— Begin —
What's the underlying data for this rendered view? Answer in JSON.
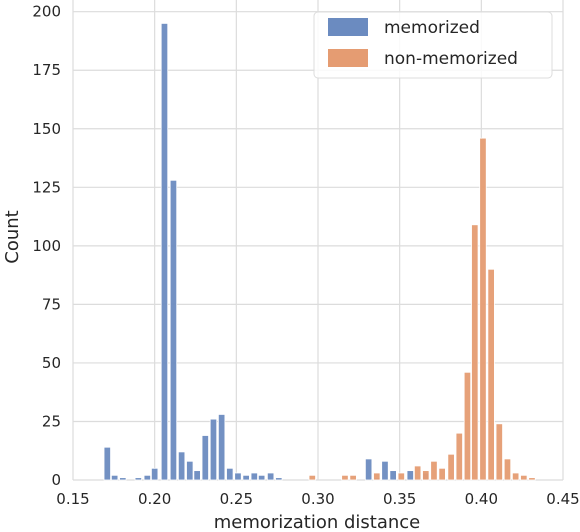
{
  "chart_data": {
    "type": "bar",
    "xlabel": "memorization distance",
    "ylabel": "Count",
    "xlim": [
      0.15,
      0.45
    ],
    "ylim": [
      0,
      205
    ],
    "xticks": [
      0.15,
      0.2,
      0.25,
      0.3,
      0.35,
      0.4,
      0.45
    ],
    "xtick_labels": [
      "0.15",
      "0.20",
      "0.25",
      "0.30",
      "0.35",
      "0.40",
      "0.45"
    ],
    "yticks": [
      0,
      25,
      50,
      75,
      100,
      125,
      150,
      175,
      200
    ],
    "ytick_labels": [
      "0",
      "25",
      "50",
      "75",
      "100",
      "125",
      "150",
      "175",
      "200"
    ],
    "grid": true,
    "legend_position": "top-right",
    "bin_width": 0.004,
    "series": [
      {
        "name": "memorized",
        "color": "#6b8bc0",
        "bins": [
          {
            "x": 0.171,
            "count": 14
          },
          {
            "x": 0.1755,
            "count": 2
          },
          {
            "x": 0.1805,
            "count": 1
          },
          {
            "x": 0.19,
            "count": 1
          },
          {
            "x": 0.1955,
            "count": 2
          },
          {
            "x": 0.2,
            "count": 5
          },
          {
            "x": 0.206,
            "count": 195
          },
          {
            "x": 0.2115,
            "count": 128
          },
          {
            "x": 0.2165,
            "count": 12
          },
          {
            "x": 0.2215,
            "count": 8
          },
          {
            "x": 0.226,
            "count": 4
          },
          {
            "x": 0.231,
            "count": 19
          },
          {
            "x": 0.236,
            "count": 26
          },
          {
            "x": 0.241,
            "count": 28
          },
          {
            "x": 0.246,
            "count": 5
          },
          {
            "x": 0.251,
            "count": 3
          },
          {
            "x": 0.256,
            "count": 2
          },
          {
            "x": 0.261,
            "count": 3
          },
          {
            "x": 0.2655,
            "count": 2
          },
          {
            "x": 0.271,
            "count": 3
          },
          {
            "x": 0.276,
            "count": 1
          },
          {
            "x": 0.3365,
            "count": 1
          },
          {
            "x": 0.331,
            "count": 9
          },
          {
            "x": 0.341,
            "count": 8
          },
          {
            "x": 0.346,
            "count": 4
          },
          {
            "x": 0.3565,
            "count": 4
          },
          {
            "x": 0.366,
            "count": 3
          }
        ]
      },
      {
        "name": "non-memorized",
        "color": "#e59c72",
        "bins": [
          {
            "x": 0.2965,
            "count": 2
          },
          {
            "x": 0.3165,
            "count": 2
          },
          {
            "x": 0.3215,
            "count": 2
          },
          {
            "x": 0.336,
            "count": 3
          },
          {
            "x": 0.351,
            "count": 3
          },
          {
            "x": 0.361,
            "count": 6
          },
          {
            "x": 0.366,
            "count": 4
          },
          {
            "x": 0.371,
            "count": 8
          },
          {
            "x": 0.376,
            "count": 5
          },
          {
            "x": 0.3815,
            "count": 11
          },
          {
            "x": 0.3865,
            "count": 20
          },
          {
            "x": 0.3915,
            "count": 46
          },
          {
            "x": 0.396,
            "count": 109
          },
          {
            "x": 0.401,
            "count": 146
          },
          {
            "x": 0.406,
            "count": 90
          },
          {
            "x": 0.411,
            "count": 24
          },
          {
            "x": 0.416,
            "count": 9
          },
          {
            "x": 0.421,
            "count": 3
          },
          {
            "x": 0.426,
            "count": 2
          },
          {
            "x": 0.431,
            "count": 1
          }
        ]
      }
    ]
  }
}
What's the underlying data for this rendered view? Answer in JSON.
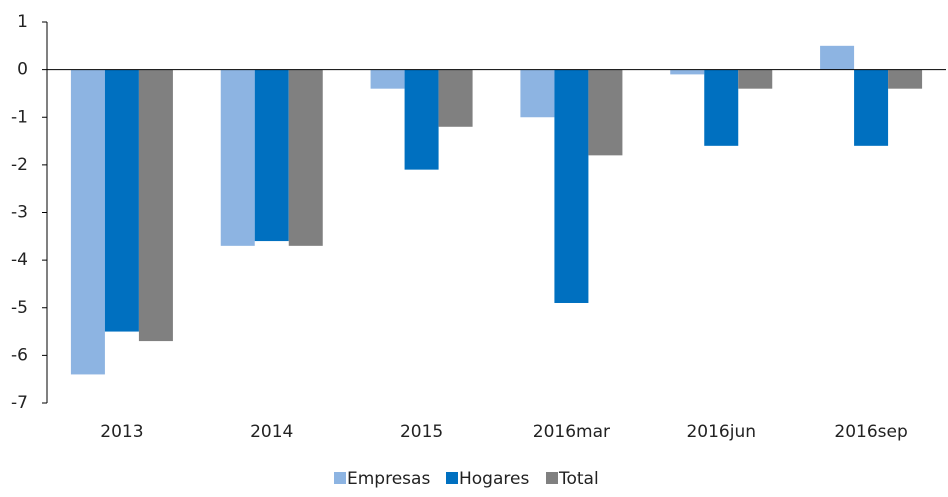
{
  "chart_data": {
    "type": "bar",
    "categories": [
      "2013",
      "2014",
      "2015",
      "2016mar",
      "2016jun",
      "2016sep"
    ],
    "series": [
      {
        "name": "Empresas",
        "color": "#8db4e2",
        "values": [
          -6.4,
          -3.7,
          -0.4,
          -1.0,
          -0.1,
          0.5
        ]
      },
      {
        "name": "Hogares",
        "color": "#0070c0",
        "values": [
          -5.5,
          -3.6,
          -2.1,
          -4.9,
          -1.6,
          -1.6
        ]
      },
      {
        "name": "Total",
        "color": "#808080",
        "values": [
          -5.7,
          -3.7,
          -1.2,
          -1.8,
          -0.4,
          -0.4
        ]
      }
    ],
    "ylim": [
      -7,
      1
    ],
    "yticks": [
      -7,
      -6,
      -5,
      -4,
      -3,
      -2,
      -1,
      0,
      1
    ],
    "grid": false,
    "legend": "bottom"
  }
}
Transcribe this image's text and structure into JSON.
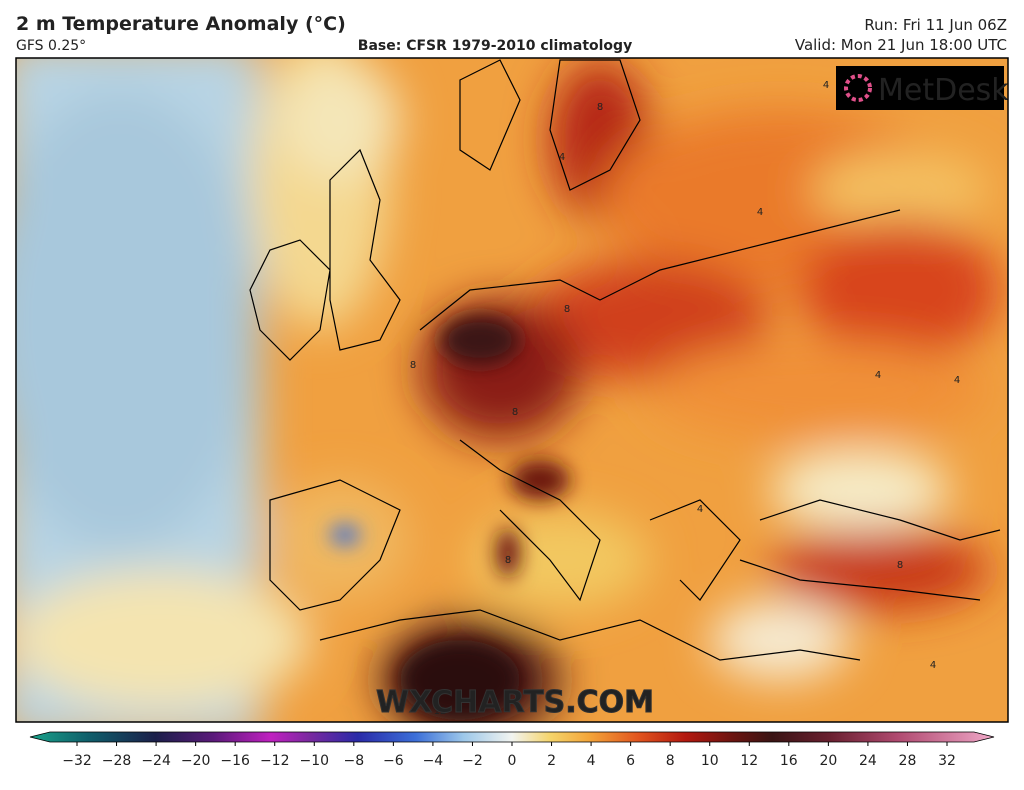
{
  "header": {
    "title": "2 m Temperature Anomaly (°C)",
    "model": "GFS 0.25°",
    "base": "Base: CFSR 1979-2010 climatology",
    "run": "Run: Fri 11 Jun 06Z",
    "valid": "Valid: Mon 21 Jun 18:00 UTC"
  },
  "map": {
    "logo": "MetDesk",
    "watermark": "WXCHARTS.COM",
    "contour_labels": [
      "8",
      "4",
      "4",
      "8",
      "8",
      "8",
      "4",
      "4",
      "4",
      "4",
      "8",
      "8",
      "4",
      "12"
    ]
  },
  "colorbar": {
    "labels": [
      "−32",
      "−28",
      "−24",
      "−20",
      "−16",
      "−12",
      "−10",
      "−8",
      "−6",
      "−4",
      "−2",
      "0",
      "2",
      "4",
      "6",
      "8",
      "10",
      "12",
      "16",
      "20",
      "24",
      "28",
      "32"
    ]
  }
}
— End —
Quote every line word for word and keep the images out of the copy.

What's the underlying data for this rendered view? Answer in JSON.
{
  "chart_data": {
    "type": "bar",
    "xlabel": "memorization distance",
    "ylabel": "Count",
    "xlim": [
      0.15,
      0.45
    ],
    "ylim": [
      0,
      205
    ],
    "xticks": [
      0.15,
      0.2,
      0.25,
      0.3,
      0.35,
      0.4,
      0.45
    ],
    "xtick_labels": [
      "0.15",
      "0.20",
      "0.25",
      "0.30",
      "0.35",
      "0.40",
      "0.45"
    ],
    "yticks": [
      0,
      25,
      50,
      75,
      100,
      125,
      150,
      175,
      200
    ],
    "ytick_labels": [
      "0",
      "25",
      "50",
      "75",
      "100",
      "125",
      "150",
      "175",
      "200"
    ],
    "grid": true,
    "legend_position": "top-right",
    "bin_width": 0.004,
    "series": [
      {
        "name": "memorized",
        "color": "#6b8bc0",
        "bins": [
          {
            "x": 0.171,
            "count": 14
          },
          {
            "x": 0.1755,
            "count": 2
          },
          {
            "x": 0.1805,
            "count": 1
          },
          {
            "x": 0.19,
            "count": 1
          },
          {
            "x": 0.1955,
            "count": 2
          },
          {
            "x": 0.2,
            "count": 5
          },
          {
            "x": 0.206,
            "count": 195
          },
          {
            "x": 0.2115,
            "count": 128
          },
          {
            "x": 0.2165,
            "count": 12
          },
          {
            "x": 0.2215,
            "count": 8
          },
          {
            "x": 0.226,
            "count": 4
          },
          {
            "x": 0.231,
            "count": 19
          },
          {
            "x": 0.236,
            "count": 26
          },
          {
            "x": 0.241,
            "count": 28
          },
          {
            "x": 0.246,
            "count": 5
          },
          {
            "x": 0.251,
            "count": 3
          },
          {
            "x": 0.256,
            "count": 2
          },
          {
            "x": 0.261,
            "count": 3
          },
          {
            "x": 0.2655,
            "count": 2
          },
          {
            "x": 0.271,
            "count": 3
          },
          {
            "x": 0.276,
            "count": 1
          },
          {
            "x": 0.3365,
            "count": 1
          },
          {
            "x": 0.331,
            "count": 9
          },
          {
            "x": 0.341,
            "count": 8
          },
          {
            "x": 0.346,
            "count": 4
          },
          {
            "x": 0.3565,
            "count": 4
          },
          {
            "x": 0.366,
            "count": 3
          }
        ]
      },
      {
        "name": "non-memorized",
        "color": "#e59c72",
        "bins": [
          {
            "x": 0.2965,
            "count": 2
          },
          {
            "x": 0.3165,
            "count": 2
          },
          {
            "x": 0.3215,
            "count": 2
          },
          {
            "x": 0.336,
            "count": 3
          },
          {
            "x": 0.351,
            "count": 3
          },
          {
            "x": 0.361,
            "count": 6
          },
          {
            "x": 0.366,
            "count": 4
          },
          {
            "x": 0.371,
            "count": 8
          },
          {
            "x": 0.376,
            "count": 5
          },
          {
            "x": 0.3815,
            "count": 11
          },
          {
            "x": 0.3865,
            "count": 20
          },
          {
            "x": 0.3915,
            "count": 46
          },
          {
            "x": 0.396,
            "count": 109
          },
          {
            "x": 0.401,
            "count": 146
          },
          {
            "x": 0.406,
            "count": 90
          },
          {
            "x": 0.411,
            "count": 24
          },
          {
            "x": 0.416,
            "count": 9
          },
          {
            "x": 0.421,
            "count": 3
          },
          {
            "x": 0.426,
            "count": 2
          },
          {
            "x": 0.431,
            "count": 1
          }
        ]
      }
    ]
  }
}
What's the underlying data for this rendered view? Answer in JSON.
{
  "chart_data": {
    "type": "bar",
    "categories": [
      "2013",
      "2014",
      "2015",
      "2016mar",
      "2016jun",
      "2016sep"
    ],
    "series": [
      {
        "name": "Empresas",
        "color": "#8db4e2",
        "values": [
          -6.4,
          -3.7,
          -0.4,
          -1.0,
          -0.1,
          0.5
        ]
      },
      {
        "name": "Hogares",
        "color": "#0070c0",
        "values": [
          -5.5,
          -3.6,
          -2.1,
          -4.9,
          -1.6,
          -1.6
        ]
      },
      {
        "name": "Total",
        "color": "#808080",
        "values": [
          -5.7,
          -3.7,
          -1.2,
          -1.8,
          -0.4,
          -0.4
        ]
      }
    ],
    "ylim": [
      -7,
      1
    ],
    "yticks": [
      -7,
      -6,
      -5,
      -4,
      -3,
      -2,
      -1,
      0,
      1
    ],
    "grid": false,
    "legend": "bottom"
  }
}
Transcribe this image's text and structure into JSON.
{
  "header": {
    "title": "2 m Temperature Anomaly (°C)",
    "model": "GFS 0.25°",
    "base": "Base: CFSR 1979-2010 climatology",
    "run": "Run: Fri 11 Jun 06Z",
    "valid": "Valid: Mon 21 Jun 18:00 UTC"
  },
  "map": {
    "logo": "MetDesk",
    "watermark": "WXCHARTS.COM",
    "contour_labels": [
      "8",
      "4",
      "4",
      "8",
      "8",
      "8",
      "4",
      "4",
      "4",
      "4",
      "8",
      "8",
      "4",
      "12"
    ]
  },
  "colorbar": {
    "labels": [
      "−32",
      "−28",
      "−24",
      "−20",
      "−16",
      "−12",
      "−10",
      "−8",
      "−6",
      "−4",
      "−2",
      "0",
      "2",
      "4",
      "6",
      "8",
      "10",
      "12",
      "16",
      "20",
      "24",
      "28",
      "32"
    ]
  }
}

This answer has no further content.